Data records
------------------------------------
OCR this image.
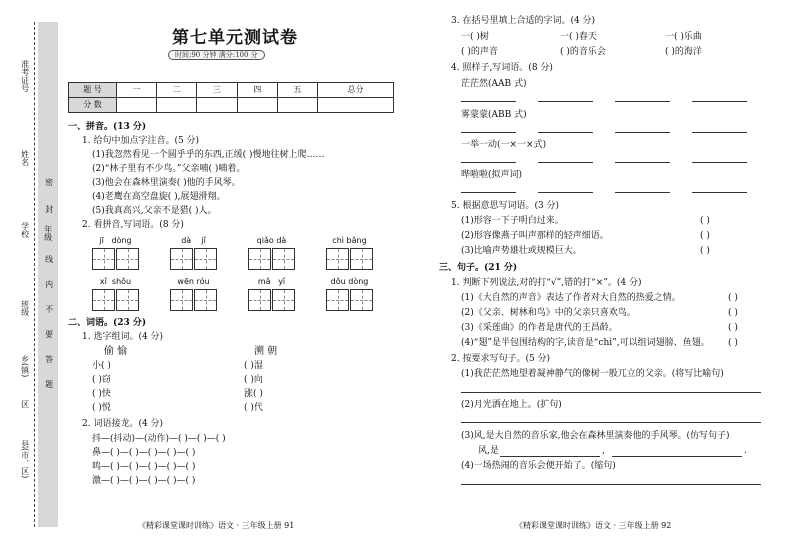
准考证号
姓名
学校 年级
班级
乡(镇)
区
县(市、区)
密
封
线
内
不
要
答
题
第七单元测试卷
时间:90 分钟 满分:100 分
题 号	一	二	三	四	五	总分
分 数						
一、拼音。(13 分)
1. 给句中加点字注音。(5 分)
(1)我忽然看见一个圆乎乎的东西,正缓( )慢地往树上爬……
(2)“林子里有不少鸟。”父亲喃( )喃着。
(3)他会在森林里演奏( )他的手风琴。
(4)老鹰在高空盘旋( ),展翅滑翔。
(5)我真高兴,父亲不是猎( )人。
2. 看拼音,写词语。(8 分)
jī dòng	dà jǐ	qiǎo dà	chì bǎng
xǐ shǒu	wēn róu	mǎ yǐ	dǒu dòng
二、词语。(23 分)
1. 选字组词。(4 分)
偷 愉	溯 朝
小( )
( )窃
( )快
( )悦
( )湿
( )向
涨( )
( )代
2. 词语接龙。(4 分)
抖—(抖动)—(动作)—( )—( )—( )
鼻—( )—( )—( )—( )—( )
鸣—( )—( )—( )—( )—( )
激—( )—( )—( )—( )—( )
《精彩课堂课时训练》语文 · 三年级上册 91
3. 在括号里填上合适的字词。(4 分)
一( )树	一( )春天	一( )乐曲
( )的声音	( )的音乐会	( )的海洋
4. 照样子,写词语。(8 分)
茫茫然(AAB 式)
雾蒙蒙(ABB 式)
一举一动(一×一×式)
哗啦啦(拟声词)
5. 根据意思写词语。(3 分)
(1)形容一下子明白过来。	( )
(2)形容像燕子叫声那样的轻声细语。	( )
(3)比喻声势雄壮或规模巨大。	( )
三、句子。(21 分)
1. 判断下列说法,对的打“√”,错的打“×”。(4 分)
(1)《大自然的声音》表达了作者对大自然的热爱之情。	( )
(2)《父亲、树林和鸟》中的父亲只喜欢鸟。	( )
(3)《采莲曲》的作者是唐代的王昌龄。	( )
(4)“翅”是半包围结构的字,读音是“chì”,可以组词翅膀、鱼翅。 ( )
2. 按要求写句子。(5 分)
(1)我茫茫然地望着凝神静气的像树一般兀立的父亲。(将写比喻句)
(2)月光洒在地上。(扩句)
(3)风,是大自然的音乐家,他会在森林里演奏他的手风琴。(仿写句子)
风,是	,	.
(4)一场热闹的音乐会便开始了。(缩句)
《精彩课堂课时训练》语文 · 三年级上册 92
------------------------------------
Objective
Write the listing out a second time exactly, dropping all images.

Result of the exercise
OCR this image.
准考证号
姓名
学校 年级
班级
乡(镇)
区
县(市、区)
密
封
线
内
不
要
答
题
第七单元测试卷
时间:90 分钟 满分:100 分
题 号	一	二	三	四	五	总分
分 数						
一、拼音。(13 分)
1. 给句中加点字注音。(5 分)
(1)我忽然看见一个圆乎乎的东西,正缓( )慢地往树上爬……
(2)“林子里有不少鸟。”父亲喃( )喃着。
(3)他会在森林里演奏( )他的手风琴。
(4)老鹰在高空盘旋( ),展翅滑翔。
(5)我真高兴,父亲不是猎( )人。
2. 看拼音,写词语。(8 分)
jī dòng	dà jǐ	qiǎo dà	chì bǎng
xǐ shǒu	wēn róu	mǎ yǐ	dǒu dòng
二、词语。(23 分)
1. 选字组词。(4 分)
偷 愉	溯 朝
小( )
( )窃
( )快
( )悦
( )湿
( )向
涨( )
( )代
2. 词语接龙。(4 分)
抖—(抖动)—(动作)—( )—( )—( )
鼻—( )—( )—( )—( )—( )
鸣—( )—( )—( )—( )—( )
激—( )—( )—( )—( )—( )
《精彩课堂课时训练》语文 · 三年级上册 91
3. 在括号里填上合适的字词。(4 分)
一( )树	一( )春天	一( )乐曲
( )的声音	( )的音乐会	( )的海洋
4. 照样子,写词语。(8 分)
茫茫然(AAB 式)
雾蒙蒙(ABB 式)
一举一动(一×一×式)
哗啦啦(拟声词)
5. 根据意思写词语。(3 分)
(1)形容一下子明白过来。	( )
(2)形容像燕子叫声那样的轻声细语。	( )
(3)比喻声势雄壮或规模巨大。	( )
三、句子。(21 分)
1. 判断下列说法,对的打“√”,错的打“×”。(4 分)
(1)《大自然的声音》表达了作者对大自然的热爱之情。	( )
(2)《父亲、树林和鸟》中的父亲只喜欢鸟。	( )
(3)《采莲曲》的作者是唐代的王昌龄。	( )
(4)“翅”是半包围结构的字,读音是“chì”,可以组词翅膀、鱼翅。 ( )
2. 按要求写句子。(5 分)
(1)我茫茫然地望着凝神静气的像树一般兀立的父亲。(将写比喻句)
(2)月光洒在地上。(扩句)
(3)风,是大自然的音乐家,他会在森林里演奏他的手风琴。(仿写句子)
风,是	,	.
(4)一场热闹的音乐会便开始了。(缩句)
《精彩课堂课时训练》语文 · 三年级上册 92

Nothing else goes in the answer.